* Exercise brief
Without the pictures, output the records below word for word.

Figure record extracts

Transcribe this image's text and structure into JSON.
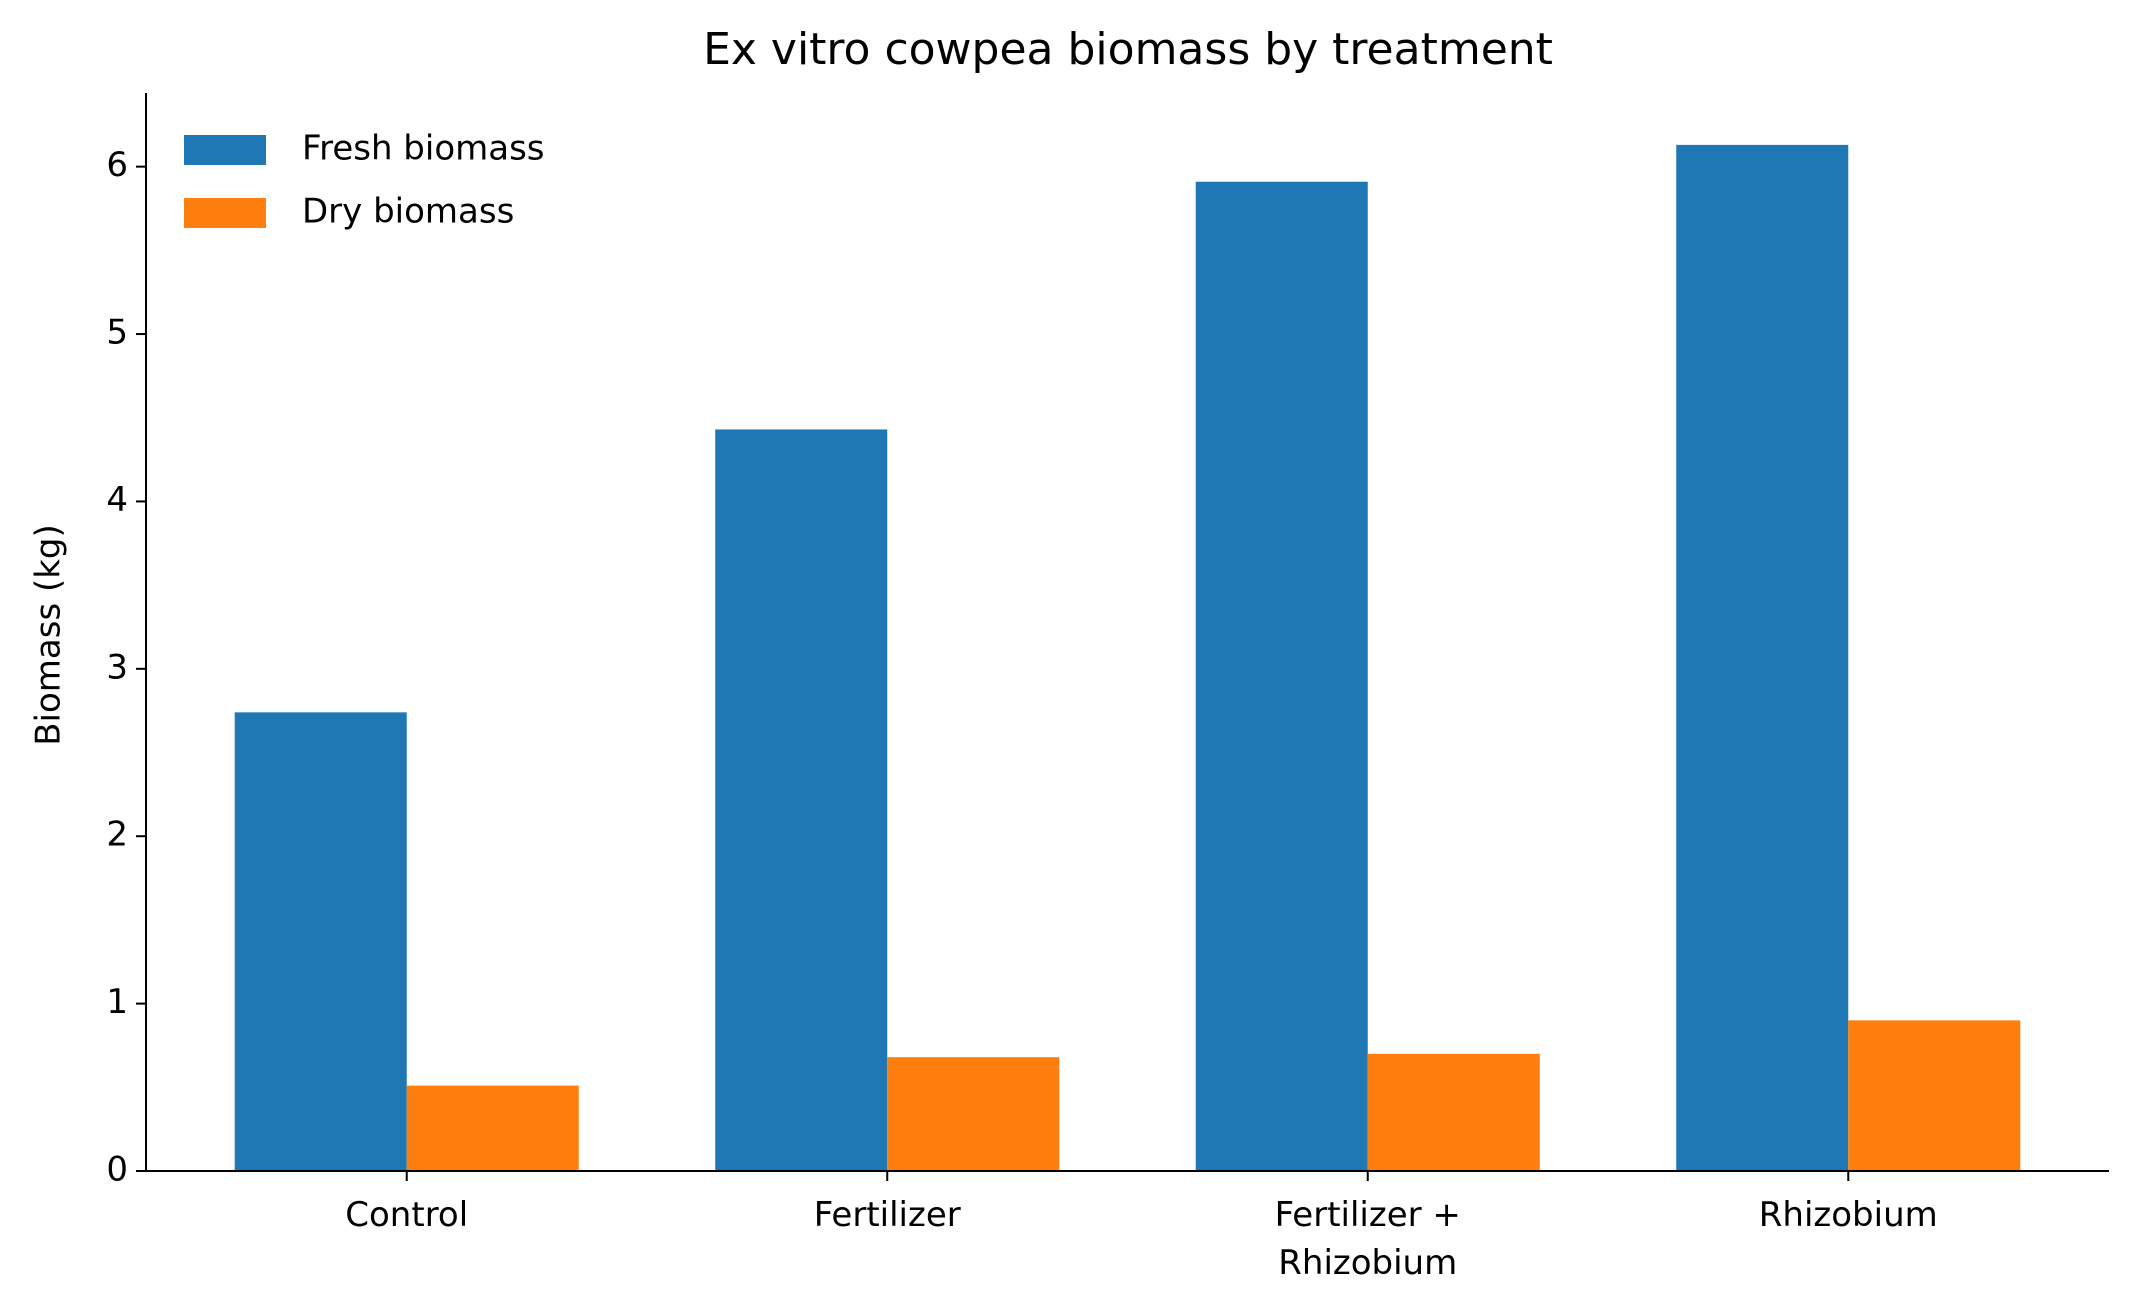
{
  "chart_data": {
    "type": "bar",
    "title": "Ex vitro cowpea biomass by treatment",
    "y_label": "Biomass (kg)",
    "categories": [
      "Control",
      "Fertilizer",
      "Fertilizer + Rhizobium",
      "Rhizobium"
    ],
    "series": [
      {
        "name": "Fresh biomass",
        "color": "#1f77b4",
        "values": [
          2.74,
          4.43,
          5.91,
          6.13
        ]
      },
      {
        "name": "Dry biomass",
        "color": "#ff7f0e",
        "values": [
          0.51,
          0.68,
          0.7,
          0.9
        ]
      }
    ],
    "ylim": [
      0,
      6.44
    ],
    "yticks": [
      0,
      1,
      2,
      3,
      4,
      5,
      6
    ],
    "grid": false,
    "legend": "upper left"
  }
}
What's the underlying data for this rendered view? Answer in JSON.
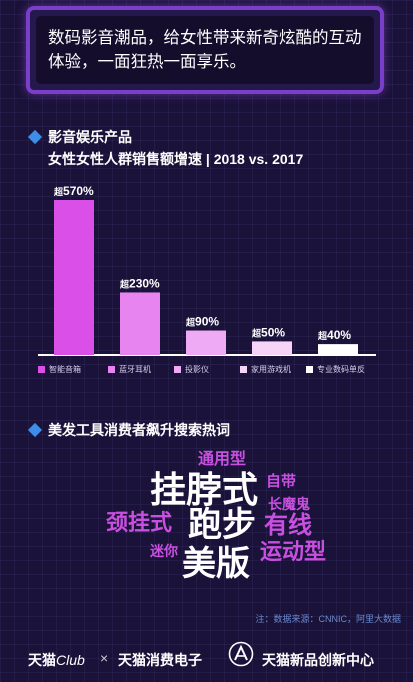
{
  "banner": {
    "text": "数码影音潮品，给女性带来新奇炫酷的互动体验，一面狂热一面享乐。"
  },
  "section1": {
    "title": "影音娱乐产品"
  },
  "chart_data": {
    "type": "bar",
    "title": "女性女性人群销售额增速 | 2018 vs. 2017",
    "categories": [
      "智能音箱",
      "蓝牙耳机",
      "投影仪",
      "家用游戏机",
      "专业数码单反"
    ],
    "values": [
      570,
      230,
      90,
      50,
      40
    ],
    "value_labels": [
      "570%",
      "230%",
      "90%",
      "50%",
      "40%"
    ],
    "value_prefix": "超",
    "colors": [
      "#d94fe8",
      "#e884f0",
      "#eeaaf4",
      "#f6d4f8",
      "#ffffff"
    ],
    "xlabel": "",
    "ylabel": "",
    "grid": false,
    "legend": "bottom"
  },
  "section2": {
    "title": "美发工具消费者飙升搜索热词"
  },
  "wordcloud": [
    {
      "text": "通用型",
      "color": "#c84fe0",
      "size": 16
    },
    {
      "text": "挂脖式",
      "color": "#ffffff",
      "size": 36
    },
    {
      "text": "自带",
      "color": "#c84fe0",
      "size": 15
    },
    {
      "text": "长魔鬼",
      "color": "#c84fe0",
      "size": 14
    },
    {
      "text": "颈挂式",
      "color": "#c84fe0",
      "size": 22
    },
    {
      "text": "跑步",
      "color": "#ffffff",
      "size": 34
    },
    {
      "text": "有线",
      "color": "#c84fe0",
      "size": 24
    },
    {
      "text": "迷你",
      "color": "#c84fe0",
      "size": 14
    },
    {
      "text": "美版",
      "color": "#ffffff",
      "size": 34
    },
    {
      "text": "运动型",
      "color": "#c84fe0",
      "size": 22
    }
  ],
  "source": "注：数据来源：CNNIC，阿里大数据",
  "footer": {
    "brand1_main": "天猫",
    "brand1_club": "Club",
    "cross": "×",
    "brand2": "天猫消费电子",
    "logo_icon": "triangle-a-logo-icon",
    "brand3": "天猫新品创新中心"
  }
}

* Answer to the task
Transcribe this image's text and structure into JSON.
{
  "chart_data": {
    "type": "bar",
    "title": "Ex vitro cowpea biomass by treatment",
    "y_label": "Biomass (kg)",
    "categories": [
      "Control",
      "Fertilizer",
      "Fertilizer + Rhizobium",
      "Rhizobium"
    ],
    "series": [
      {
        "name": "Fresh biomass",
        "color": "#1f77b4",
        "values": [
          2.74,
          4.43,
          5.91,
          6.13
        ]
      },
      {
        "name": "Dry biomass",
        "color": "#ff7f0e",
        "values": [
          0.51,
          0.68,
          0.7,
          0.9
        ]
      }
    ],
    "ylim": [
      0,
      6.44
    ],
    "yticks": [
      0,
      1,
      2,
      3,
      4,
      5,
      6
    ],
    "grid": false,
    "legend": "upper left"
  }
}
What's the underlying data for this rendered view? Answer in JSON.
{
  "banner": {
    "text": "数码影音潮品，给女性带来新奇炫酷的互动体验，一面狂热一面享乐。"
  },
  "section1": {
    "title": "影音娱乐产品"
  },
  "chart_data": {
    "type": "bar",
    "title": "女性女性人群销售额增速 | 2018 vs. 2017",
    "categories": [
      "智能音箱",
      "蓝牙耳机",
      "投影仪",
      "家用游戏机",
      "专业数码单反"
    ],
    "values": [
      570,
      230,
      90,
      50,
      40
    ],
    "value_labels": [
      "570%",
      "230%",
      "90%",
      "50%",
      "40%"
    ],
    "value_prefix": "超",
    "colors": [
      "#d94fe8",
      "#e884f0",
      "#eeaaf4",
      "#f6d4f8",
      "#ffffff"
    ],
    "xlabel": "",
    "ylabel": "",
    "grid": false,
    "legend": "bottom"
  },
  "section2": {
    "title": "美发工具消费者飙升搜索热词"
  },
  "wordcloud": [
    {
      "text": "通用型",
      "color": "#c84fe0",
      "size": 16
    },
    {
      "text": "挂脖式",
      "color": "#ffffff",
      "size": 36
    },
    {
      "text": "自带",
      "color": "#c84fe0",
      "size": 15
    },
    {
      "text": "长魔鬼",
      "color": "#c84fe0",
      "size": 14
    },
    {
      "text": "颈挂式",
      "color": "#c84fe0",
      "size": 22
    },
    {
      "text": "跑步",
      "color": "#ffffff",
      "size": 34
    },
    {
      "text": "有线",
      "color": "#c84fe0",
      "size": 24
    },
    {
      "text": "迷你",
      "color": "#c84fe0",
      "size": 14
    },
    {
      "text": "美版",
      "color": "#ffffff",
      "size": 34
    },
    {
      "text": "运动型",
      "color": "#c84fe0",
      "size": 22
    }
  ],
  "source": "注：数据来源：CNNIC，阿里大数据",
  "footer": {
    "brand1_main": "天猫",
    "brand1_club": "Club",
    "cross": "×",
    "brand2": "天猫消费电子",
    "logo_icon": "triangle-a-logo-icon",
    "brand3": "天猫新品创新中心"
  }
}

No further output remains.